(Raw records)
========================================

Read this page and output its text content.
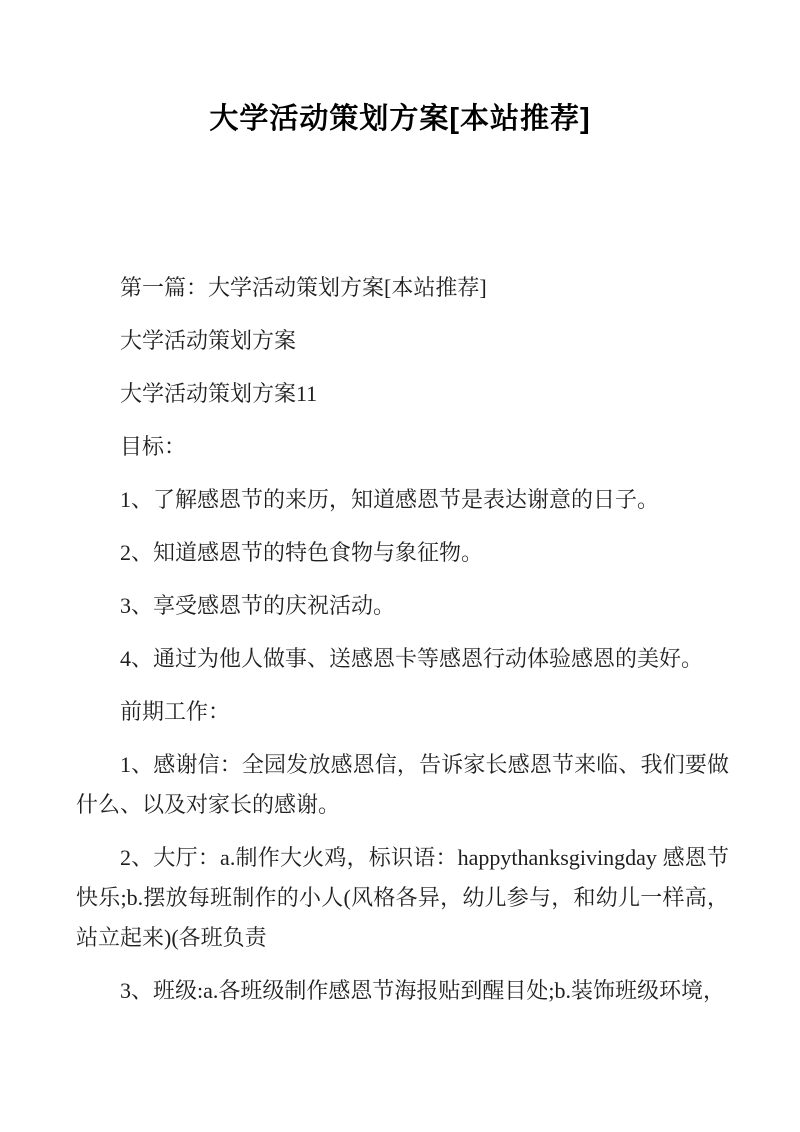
大学活动策划方案[本站推荐]

第一篇：大学活动策划方案[本站推荐]

大学活动策划方案

大学活动策划方案11

目标：

1、了解感恩节的来历，知道感恩节是表达谢意的日子。

2、知道感恩节的特色食物与象征物。

3、享受感恩节的庆祝活动。

4、通过为他人做事、送感恩卡等感恩行动体验感恩的美好。

前期工作：

1、感谢信：全园发放感恩信，告诉家长感恩节来临、我们要做什么、以及对家长的感谢。

2、大厅：a.制作大火鸡，标识语：happythanksgivingday 感恩节快乐;b.摆放每班制作的小人(风格各异，幼儿参与，和幼儿一样高，站立起来)(各班负责

3、班级:a.各班级制作感恩节海报贴到醒目处;b.装饰班级环境，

========================================

**Exercise brief**
Pictures in the records above are not copied; print everything else exactly.

**Finished answer**
Read this page and output its text content.
大学活动策划方案[本站推荐]

第一篇：大学活动策划方案[本站推荐]

大学活动策划方案

大学活动策划方案11

目标：

1、了解感恩节的来历，知道感恩节是表达谢意的日子。

2、知道感恩节的特色食物与象征物。

3、享受感恩节的庆祝活动。

4、通过为他人做事、送感恩卡等感恩行动体验感恩的美好。

前期工作：

1、感谢信：全园发放感恩信，告诉家长感恩节来临、我们要做什么、以及对家长的感谢。

2、大厅：a.制作大火鸡，标识语：happythanksgivingday 感恩节快乐;b.摆放每班制作的小人(风格各异，幼儿参与，和幼儿一样高，站立起来)(各班负责

3、班级:a.各班级制作感恩节海报贴到醒目处;b.装饰班级环境，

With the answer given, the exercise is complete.